WHAT YOU HAVE TO DO
Below are the records; locate each line with the word "parte" and copy it.

[Records from a data collection]
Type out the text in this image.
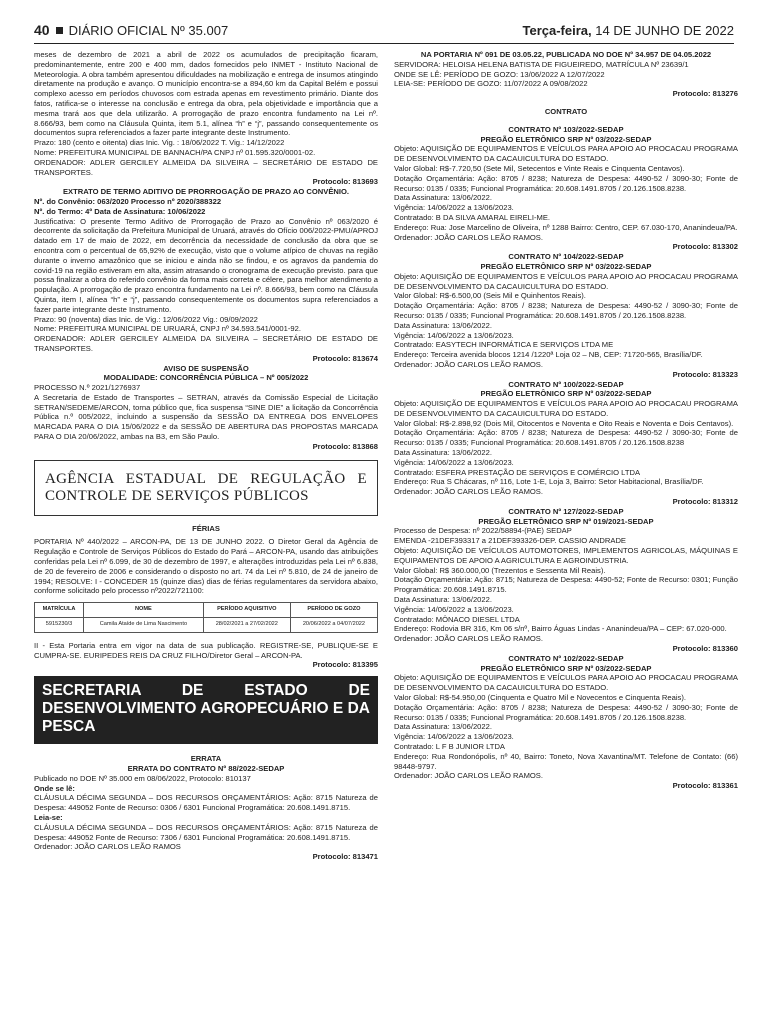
40 DIÁRIO OFICIAL Nº 35.007	Terça-feira, 14 DE JUNHO DE 2022

meses de dezembro de 2021 a abril de 2022 os acumulados de precipitação ficaram, predominantemente, entre 200 e 400 mm, dados fornecidos pelo INMET - Instituto Nacional de Meteorologia. A obra também apresentou dificuldades na mobilização e entrega de insumos atingindo diretamente na produção e avanço. O município encontra-se a 894,60 km da Capital Belém e possui complexo acesso em períodos chuvosos com estrada apenas em revestimento primário. Diante dos fatos, ratifica-se o interesse na conclusão e entrega da obra, pela objetividade e importância que a mesma trará aos que dela utilizarão. A prorrogação de prazo encontra fundamento na Lei nº. 8.666/93, bem como na Cláusula Quinta, item 5.1, alínea “h” e “j”, passando consequentemente os documentos supra referenciados a fazer parte integrante deste Instrumento.

Prazo: 180 (cento e oitenta) dias Inic. Vig. : 18/06/2022 T. Vig.: 14/12/2022

Nome: PREFEITURA MUNICIPAL DE BANNACH/PA CNPJ nº 01.595.320/0001-02.

ORDENADOR: ADLER GERCILEY ALMEIDA DA SILVEIRA – SECRETÁRIO DE ESTADO DE TRANSPORTES.

Protocolo: 813693

EXTRATO DE TERMO ADITIVO DE PRORROGAÇÃO DE PRAZO AO CONVÊNIO.

Nº. do Convênio: 063/2020 Processo nº 2020/388322

Nº. do Termo: 4º Data de Assinatura: 10/06/2022

Justificativa: O presente Termo Aditivo de Prorrogação de Prazo ao Convênio nº 063/2020 é decorrente da solicitação da Prefeitura Municipal de Uruará, através do Ofício 006/2022-PMU/APROJ datado em 17 de maio de 2022, em decorrência da necessidade de conclusão da obra que se encontra com o percentual de 65,92% de execução, visto que o volume atípico de chuvas na região durante o inverno amazônico que se iniciou e ainda não se findou, e os agravos da pandemia do covid-19 na região estiveram em alta, assim atrasando o cronograma de execução previsto. para que possa finalizar a obra do referido convênio da forma mais correta e célere, para melhor atendimento a população. A prorrogação de prazo encontra fundamento na Lei nº. 8.666/93, bem como na Cláusula Quinta, item I, alínea “h” e “j”, passando consequentemente os documentos supra referenciados a fazer parte integrante deste Instrumento.

Prazo: 90 (noventa) dias Inic. de Vig.: 12/06/2022 Vig.: 09/09/2022

Nome: PREFEITURA MUNICIPAL DE URUARÁ, CNPJ nº 34.593.541/0001-92.

ORDENADOR: ADLER GERCILEY ALMEIDA DA SILVEIRA – SECRETÁRIO DE ESTADO DE TRANSPORTES.

Protocolo: 813674

AVISO DE SUSPENSÃO

MODALIDADE: CONCORRÊNCIA PÚBLICA – Nº 005/2022

PROCESSO N.º 2021/1276937

A Secretaria de Estado de Transportes – SETRAN, através da Comissão Especial de Licitação SETRAN/SEDEME/ARCON, torna público que, fica suspensa “SINE DIE” a licitação da Concorrência Pública n.º 005/2022, incluindo a suspensão da SESSÃO DA ENTREGA DOS ENVELOPES MARCADA PARA O DIA 15/06/2022 e da SESSÃO DE ABERTURA DAS PROPOSTAS MARCADA PARA O DIA 20/06/2022, ambas na B3, em São Paulo.

Protocolo: 813868

AGÊNCIA ESTADUAL DE REGULAÇÃO E CONTROLE DE SERVIÇOS PÚBLICOS

FÉRIAS

PORTARIA Nº 440/2022 – ARCON-PA, DE 13 DE JUNHO 2022. O Diretor Geral da Agência de Regulação e Controle de Serviços Públicos do Estado do Pará – ARCON-PA, usando das atribuições conferidas pela Lei nº 6.099, de 30 de dezembro de 1997, e alterações introduzidas pela Lei nº 6.838, de 20 de fevereiro de 2006 e considerando o disposto no art. 74 da Lei nº 5.810, de 24 de janeiro de 1994; RESOLVE: I - CONCEDER 15 (quinze dias) dias de férias regulamentares da servidora abaixo, conforme solicitado pelo processo nº2022/721100:

MATRÍCULA	NOME	PERÍODO AQUISITIVO	PERÍODO DE GOZO
5915230/3	Camila Ataíde de Lima Nascimento	28/02/2021 a 27/02/2022	20/06/2022 a 04/07/2022

II - Esta Portaria entra em vigor na data de sua publicação. REGISTRE-SE, PUBLIQUE-SE E CUMPRA-SE. EURIPEDES REIS DA CRUZ FILHO/Diretor Geral – ARCON-PA.

Protocolo: 813395

SECRETARIA DE ESTADO DE DESENVOLVIMENTO AGROPECUÁRIO E DA PESCA

ERRATA

ERRATA DO CONTRATO Nº 88/2022-SEDAP

Publicado no DOE Nº 35.000 em 08/06/2022, Protocolo: 810137

Onde se lê:

CLÁUSULA DÉCIMA SEGUNDA – DOS RECURSOS ORÇAMENTÁRIOS: Ação: 8715 Natureza de Despesa: 449052 Fonte de Recurso: 0306 / 6301 Funcional Programática: 20.608.1491.8715.

Leia-se:

CLÁUSULA DÉCIMA SEGUNDA – DOS RECURSOS ORÇAMENTÁRIOS: Ação: 8715 Natureza de Despesa: 449052 Fonte de Recurso: 7306 / 6301 Funcional Programática: 20.608.1491.8715.

Ordenador: JOÃO CARLOS LEÃO RAMOS

Protocolo: 813471

NA PORTARIA Nº 091 DE 03.05.22, PUBLICADA NO DOE Nº 34.957 DE 04.05.2022

SERVIDORA: HELOISA HELENA BATISTA DE FIGUEIREDO, MATRÍCULA Nº 23639/1

ONDE SE LÊ: PERÍODO DE GOZO: 13/06/2022 A 12/07/2022

LEIA-SE: PERÍODO DE GOZO: 11/07/2022 A 09/08/2022

Protocolo: 813276

CONTRATO

CONTRATO Nº 103/2022-SEDAP

PREGÃO ELETRÔNICO SRP Nº 03/2022-SEDAP

Objeto: AQUISIÇÃO DE EQUIPAMENTOS E VEÍCULOS PARA APOIO AO PROCACAU PROGRAMA DE DESENVOLVIMENTO DA CACAUICULTURA DO ESTADO.

Valor Global: R$-7.720,50 (Sete Mil, Setecentos e Vinte Reais e Cinquenta Centavos).

Dotação Orçamentária: Ação: 8705 / 8238; Natureza de Despesa: 4490-52 / 3090-30; Fonte de Recurso: 0135 / 0335; Funcional Programática: 20.608.1491.8705 / 20.126.1508.8238.

Data Assinatura: 13/06/2022.

Vigência: 14/06/2022 a 13/06/2023.

Contratado: B DA SILVA AMARAL EIRELI-ME.

Endereço: Rua: Jose Marcelino de Oliveira, nº 1288 Bairro: Centro, CEP. 67.030-170, Ananindeua/PA.

Ordenador: JOÃO CARLOS LEÃO RAMOS.

Protocolo: 813302

CONTRATO Nº 104/2022-SEDAP

PREGÃO ELETRÔNICO SRP Nº 03/2022-SEDAP

Objeto: AQUISIÇÃO DE EQUIPAMENTOS E VEÍCULOS PARA APOIO AO PROCACAU PROGRAMA DE DESENVOLVIMENTO DA CACAUICULTURA DO ESTADO.

Valor Global: R$-6.500,00 (Seis Mil e Quinhentos Reais).

Dotação Orçamentária: Ação: 8705 / 8238; Natureza de Despesa: 4490-52 / 3090-30; Fonte de Recurso: 0135 / 0335; Funcional Programática: 20.608.1491.8705 / 20.126.1508.8238.

Data Assinatura: 13/06/2022.

Vigência: 14/06/2022 a 13/06/2023.

Contratado: EASYTECH INFORMÁTICA E SERVIÇOS LTDA ME

Endereço: Terceira avenida blocos 1214 /1220ª Loja 02 – NB, CEP: 71720-565, Brasília/DF.

Ordenador: JOÃO CARLOS LEÃO RAMOS.

Protocolo: 813323

CONTRATO Nº 100/2022-SEDAP

PREGÃO ELETRÔNICO SRP Nº 03/2022-SEDAP

Objeto: AQUISIÇÃO DE EQUIPAMENTOS E VEÍCULOS PARA APOIO AO PROCACAU PROGRAMA DE DESENVOLVIMENTO DA CACAUICULTURA DO ESTADO.

Valor Global: R$-2.898,92 (Dois Mil, Oitocentos e Noventa e Oito Reais e Noventa e Dois Centavos).

Dotação Orçamentária: Ação: 8705 / 8238; Natureza de Despesa: 4490-52 / 3090-30; Fonte de Recurso: 0135 / 0335; Funcional Programática: 20.608.1491.8705 / 20.126.1508.8238

Data Assinatura: 13/06/2022.

Vigência: 14/06/2022 a 13/06/2023.

Contratado: ESFERA PRESTAÇÃO DE SERVIÇOS E COMÉRCIO LTDA

Endereço: Rua S Chácaras, nº 116, Lote 1-E, Loja 3, Bairro: Setor Habitacional, Brasília/DF.

Ordenador: JOÃO CARLOS LEÃO RAMOS.

Protocolo: 813312

CONTRATO Nº 127/2022-SEDAP

PREGÃO ELETRÔNICO SRP Nº 019/2021-SEDAP

Processo de Despesa: nº 2022/58894-(PAE) SEDAP

EMENDA -21DEF393317 a 21DEF393326-DEP. CASSIO ANDRADE

Objeto: AQUISIÇÃO DE VEÍCULOS AUTOMOTORES, IMPLEMENTOS AGRICOLAS, MÁQUINAS E EQUIPAMENTOS DE APOIO A AGRICULTURA E AGROINDUSTRIA.

Valor Global: R$ 360.000,00 (Trezentos e Sessenta Mil Reais).

Dotação Orçamentária: Ação: 8715; Natureza de Despesa: 4490-52; Fonte de Recurso: 0301; Função Programática: 20.608.1491.8715.

Data Assinatura: 13/06/2022.

Vigência: 14/06/2022 a 13/06/2023.

Contratado: MÔNACO DIESEL LTDA

Endereço: Rodovia BR 316, Km 06 s/nº, Bairro Águas Lindas - Ananindeua/PA – CEP: 67.020-000.

Ordenador: JOÃO CARLOS LEÃO RAMOS.

Protocolo: 813360

CONTRATO Nº 102/2022-SEDAP

PREGÃO ELETRÔNICO SRP Nº 03/2022-SEDAP

Objeto: AQUISIÇÃO DE EQUIPAMENTOS E VEÍCULOS PARA APOIO AO PROCACAU PROGRAMA DE DESENVOLVIMENTO DA CACAUICULTURA DO ESTADO.

Valor Global: R$-54.950,00 (Cinquenta e Quatro Mil e Novecentos e Cinquenta Reais).

Dotação Orçamentária: Ação: 8705 / 8238; Natureza de Despesa: 4490-52 / 3090-30; Fonte de Recurso: 0135 / 0335; Funcional Programática: 20.608.1491.8705 / 20.126.1508.8238.

Data Assinatura: 13/06/2022.

Vigência: 14/06/2022 a 13/06/2023.

Contratado: L F B JUNIOR LTDA

Endereço: Rua Rondonópolis, nº 40, Bairro: Toneto, Nova Xavantina/MT. Telefone de Contato: (66) 98448-9797.

Ordenador: JOÃO CARLOS LEÃO RAMOS.

Protocolo: 813361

OUTPUT OF THE TASK
meses de dezembro de 2021 a abril de 2022 os acumulados de precipitação ficaram, predominantemente, entre 200 e 400 mm, dados fornecidos pelo INMET - Instituto Nacional de Meteorologia. A obra também apresentou dificuldades na mobilização e entrega de insumos atingindo diretamente na produção e avanço. O município encontra-se a 894,60 km da Capital Belém e possui complexo acesso em períodos chuvosos com estrada apenas em revestimento primário. Diante dos fatos, ratifica-se o interesse na conclusão e entrega da obra, pela objetividade e importância que a mesma trará aos que dela utilizarão. A prorrogação de prazo encontra fundamento na Lei nº. 8.666/93, bem como na Cláusula Quinta, item 5.1, alínea “h” e “j”, passando consequentemente os documentos supra referenciados a fazer parte integrante deste Instrumento.
Justificativa: O presente Termo Aditivo de Prorrogação de Prazo ao Convênio nº 063/2020 é decorrente da solicitação da Prefeitura Municipal de Uruará, através do Ofício 006/2022-PMU/APROJ datado em 17 de maio de 2022, em decorrência da necessidade de conclusão da obra que se encontra com o percentual de 65,92% de execução, visto que o volume atípico de chuvas na região durante o inverno amazônico que se iniciou e ainda não se findou, e os agravos da pandemia do covid-19 na região estiveram em alta, assim atrasando o cronograma de execução previsto. para que possa finalizar a obra do referido convênio da forma mais correta e célere, para melhor atendimento a população. A prorrogação de prazo encontra fundamento na Lei nº. 8.666/93, bem como na Cláusula Quinta, item I, alínea “h” e “j”, passando consequentemente os documentos supra referenciados a fazer parte integrante deste Instrumento.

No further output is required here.